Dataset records
+===+

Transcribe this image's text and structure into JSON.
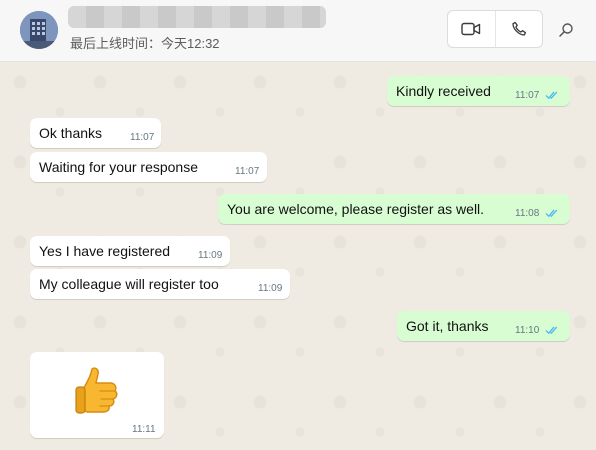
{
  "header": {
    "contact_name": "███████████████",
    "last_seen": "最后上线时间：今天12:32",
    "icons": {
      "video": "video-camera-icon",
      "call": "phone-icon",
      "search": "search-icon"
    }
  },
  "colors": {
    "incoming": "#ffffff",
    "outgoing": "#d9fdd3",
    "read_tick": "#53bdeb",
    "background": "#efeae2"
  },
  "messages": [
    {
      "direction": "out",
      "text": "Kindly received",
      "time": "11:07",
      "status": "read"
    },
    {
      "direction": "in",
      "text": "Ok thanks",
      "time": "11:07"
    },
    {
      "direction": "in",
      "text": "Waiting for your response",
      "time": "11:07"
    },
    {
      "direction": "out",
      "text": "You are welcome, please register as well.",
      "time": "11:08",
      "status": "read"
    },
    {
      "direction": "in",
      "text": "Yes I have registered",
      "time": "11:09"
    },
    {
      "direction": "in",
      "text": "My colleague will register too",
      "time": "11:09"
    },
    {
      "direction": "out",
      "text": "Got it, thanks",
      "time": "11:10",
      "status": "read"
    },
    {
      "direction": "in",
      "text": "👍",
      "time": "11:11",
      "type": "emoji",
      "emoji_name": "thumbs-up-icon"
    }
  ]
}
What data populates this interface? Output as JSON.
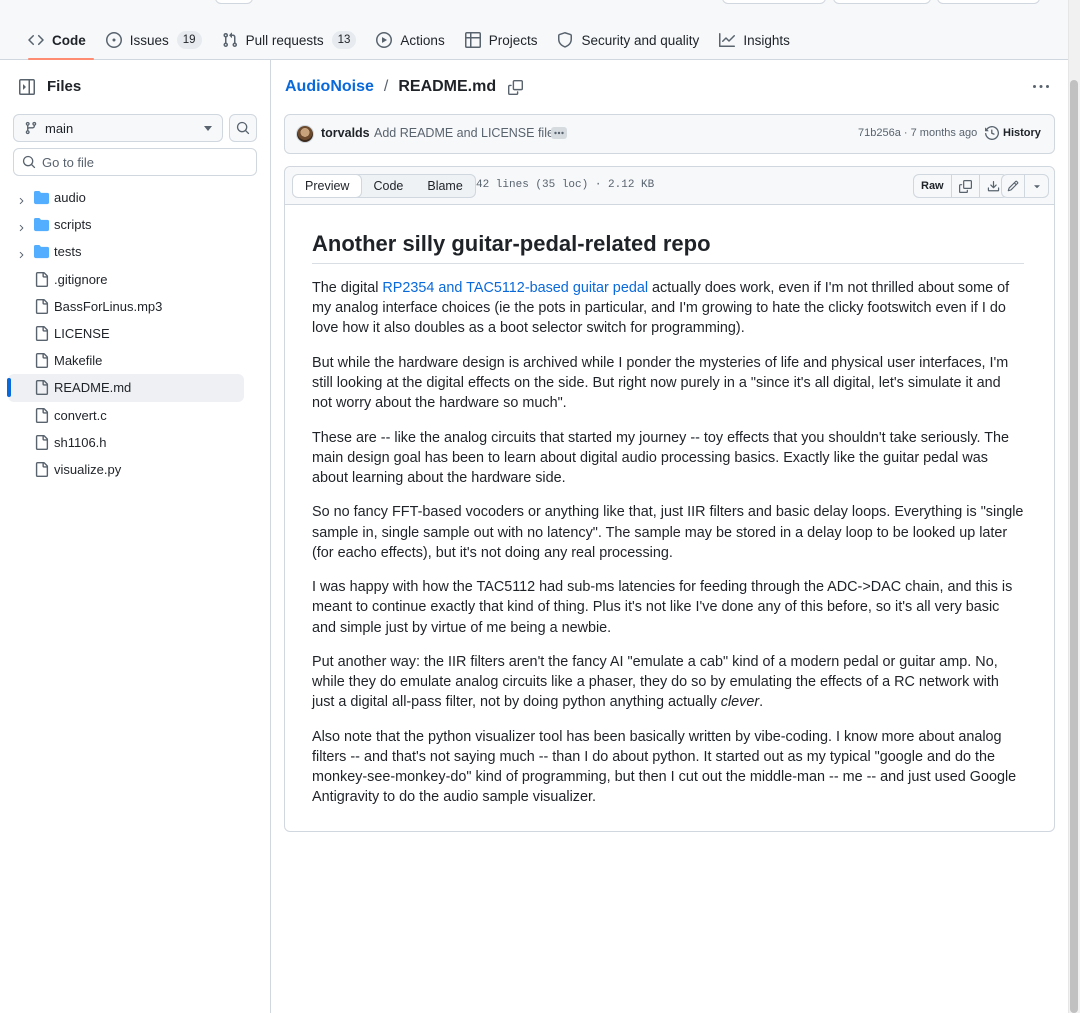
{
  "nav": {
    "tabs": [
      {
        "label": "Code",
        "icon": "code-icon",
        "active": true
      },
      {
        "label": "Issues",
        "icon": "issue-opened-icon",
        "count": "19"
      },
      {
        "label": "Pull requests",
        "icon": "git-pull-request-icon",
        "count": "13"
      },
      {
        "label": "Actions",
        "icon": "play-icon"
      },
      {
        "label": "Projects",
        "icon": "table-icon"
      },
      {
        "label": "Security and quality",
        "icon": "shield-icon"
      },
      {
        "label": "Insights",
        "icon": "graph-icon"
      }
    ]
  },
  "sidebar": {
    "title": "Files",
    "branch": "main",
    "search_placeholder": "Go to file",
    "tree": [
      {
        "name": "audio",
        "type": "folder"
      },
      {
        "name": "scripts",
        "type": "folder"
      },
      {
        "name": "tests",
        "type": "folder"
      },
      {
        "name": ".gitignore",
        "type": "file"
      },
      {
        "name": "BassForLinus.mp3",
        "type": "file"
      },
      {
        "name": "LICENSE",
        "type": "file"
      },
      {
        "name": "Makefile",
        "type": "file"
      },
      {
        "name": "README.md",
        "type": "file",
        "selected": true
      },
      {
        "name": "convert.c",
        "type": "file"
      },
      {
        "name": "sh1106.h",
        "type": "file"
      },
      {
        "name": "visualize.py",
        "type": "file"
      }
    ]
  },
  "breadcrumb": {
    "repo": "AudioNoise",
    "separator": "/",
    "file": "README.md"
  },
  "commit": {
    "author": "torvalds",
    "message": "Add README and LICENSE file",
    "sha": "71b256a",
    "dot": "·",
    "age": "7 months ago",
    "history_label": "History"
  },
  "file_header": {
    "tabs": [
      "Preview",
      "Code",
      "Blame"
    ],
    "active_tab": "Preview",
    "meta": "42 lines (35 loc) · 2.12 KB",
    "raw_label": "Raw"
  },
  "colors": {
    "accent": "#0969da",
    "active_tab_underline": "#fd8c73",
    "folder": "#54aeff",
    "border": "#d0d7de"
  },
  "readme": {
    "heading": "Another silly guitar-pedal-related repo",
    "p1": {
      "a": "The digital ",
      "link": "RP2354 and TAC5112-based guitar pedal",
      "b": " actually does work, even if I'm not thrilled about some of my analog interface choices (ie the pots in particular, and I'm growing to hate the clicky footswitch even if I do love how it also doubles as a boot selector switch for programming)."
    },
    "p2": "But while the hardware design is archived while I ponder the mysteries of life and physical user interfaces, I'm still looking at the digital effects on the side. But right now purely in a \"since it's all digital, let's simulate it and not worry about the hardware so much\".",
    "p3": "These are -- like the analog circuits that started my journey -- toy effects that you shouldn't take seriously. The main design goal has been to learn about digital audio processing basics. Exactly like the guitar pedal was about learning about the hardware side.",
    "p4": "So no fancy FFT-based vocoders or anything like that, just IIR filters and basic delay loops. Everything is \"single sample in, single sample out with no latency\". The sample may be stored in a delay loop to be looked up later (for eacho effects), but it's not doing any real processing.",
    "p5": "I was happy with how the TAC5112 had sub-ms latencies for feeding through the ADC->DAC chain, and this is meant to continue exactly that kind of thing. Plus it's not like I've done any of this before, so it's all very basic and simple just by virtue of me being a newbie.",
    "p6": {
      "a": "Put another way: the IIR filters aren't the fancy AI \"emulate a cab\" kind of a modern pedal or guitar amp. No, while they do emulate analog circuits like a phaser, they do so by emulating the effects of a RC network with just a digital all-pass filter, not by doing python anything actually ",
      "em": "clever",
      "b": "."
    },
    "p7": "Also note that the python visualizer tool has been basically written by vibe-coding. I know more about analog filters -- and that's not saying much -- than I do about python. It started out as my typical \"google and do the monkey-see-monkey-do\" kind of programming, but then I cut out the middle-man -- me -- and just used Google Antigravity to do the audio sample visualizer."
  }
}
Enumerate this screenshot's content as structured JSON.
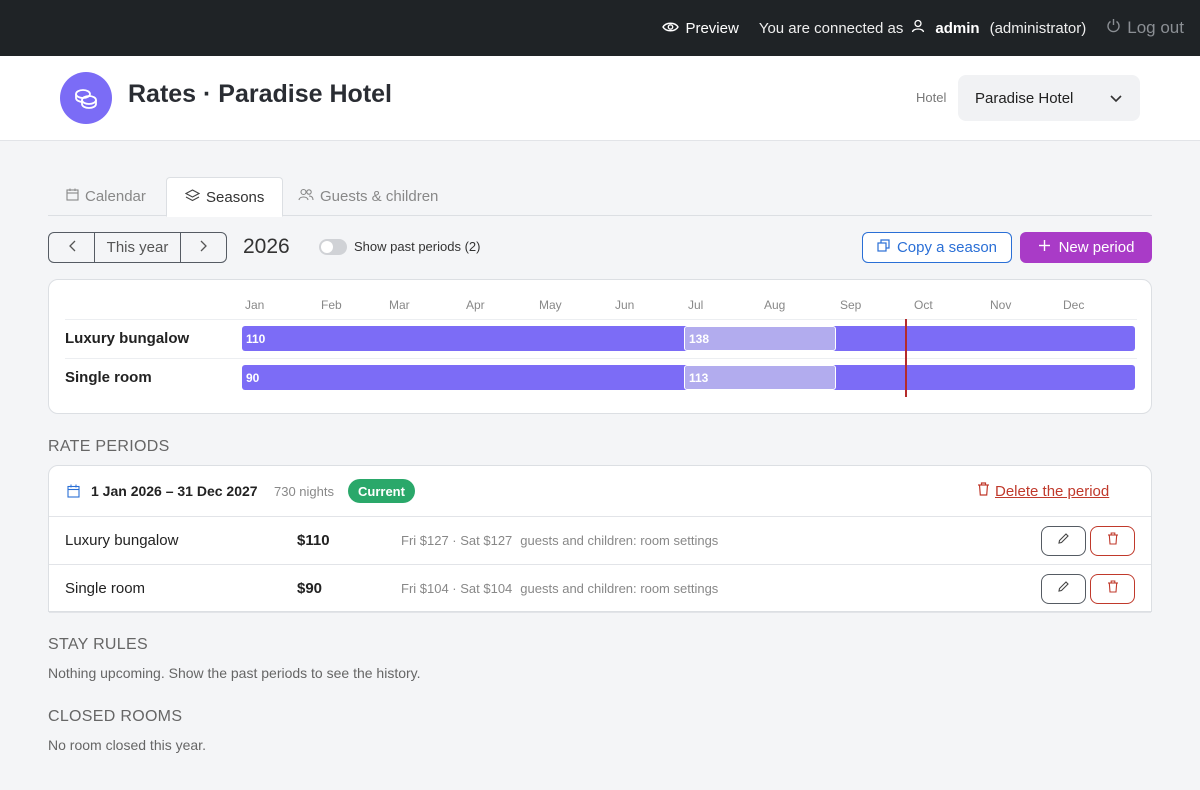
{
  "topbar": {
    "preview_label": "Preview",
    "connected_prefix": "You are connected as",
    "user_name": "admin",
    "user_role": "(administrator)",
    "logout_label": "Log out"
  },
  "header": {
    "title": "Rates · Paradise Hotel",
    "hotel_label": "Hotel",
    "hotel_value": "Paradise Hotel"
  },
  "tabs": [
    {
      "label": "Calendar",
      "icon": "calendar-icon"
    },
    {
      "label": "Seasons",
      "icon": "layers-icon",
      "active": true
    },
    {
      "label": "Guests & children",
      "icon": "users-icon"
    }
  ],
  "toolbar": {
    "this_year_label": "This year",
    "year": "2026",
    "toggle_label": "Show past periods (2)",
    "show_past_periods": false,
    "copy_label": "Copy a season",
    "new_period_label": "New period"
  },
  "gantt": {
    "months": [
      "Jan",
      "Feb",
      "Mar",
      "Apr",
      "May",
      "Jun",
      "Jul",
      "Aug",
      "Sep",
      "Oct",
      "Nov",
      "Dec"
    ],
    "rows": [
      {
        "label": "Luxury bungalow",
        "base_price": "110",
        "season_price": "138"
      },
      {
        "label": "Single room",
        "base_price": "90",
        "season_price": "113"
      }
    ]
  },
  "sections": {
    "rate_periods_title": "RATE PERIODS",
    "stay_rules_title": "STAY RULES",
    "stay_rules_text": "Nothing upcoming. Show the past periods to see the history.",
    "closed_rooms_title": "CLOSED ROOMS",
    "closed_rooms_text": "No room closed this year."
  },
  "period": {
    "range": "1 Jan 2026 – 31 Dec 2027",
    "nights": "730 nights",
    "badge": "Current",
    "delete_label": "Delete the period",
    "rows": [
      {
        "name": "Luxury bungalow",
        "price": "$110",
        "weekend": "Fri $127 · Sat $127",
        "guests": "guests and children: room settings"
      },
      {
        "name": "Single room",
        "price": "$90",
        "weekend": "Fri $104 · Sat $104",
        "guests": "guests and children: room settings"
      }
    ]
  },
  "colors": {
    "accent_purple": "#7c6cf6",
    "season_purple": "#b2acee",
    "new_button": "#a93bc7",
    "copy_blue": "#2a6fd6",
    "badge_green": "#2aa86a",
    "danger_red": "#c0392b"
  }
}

+===+

> _JOB_
Show every line from the listing above in which the string "LICENSE" appears.

> _FINISHED TASK_
        "name": "LICENSE",
    "message": "Add README and LICENSE file",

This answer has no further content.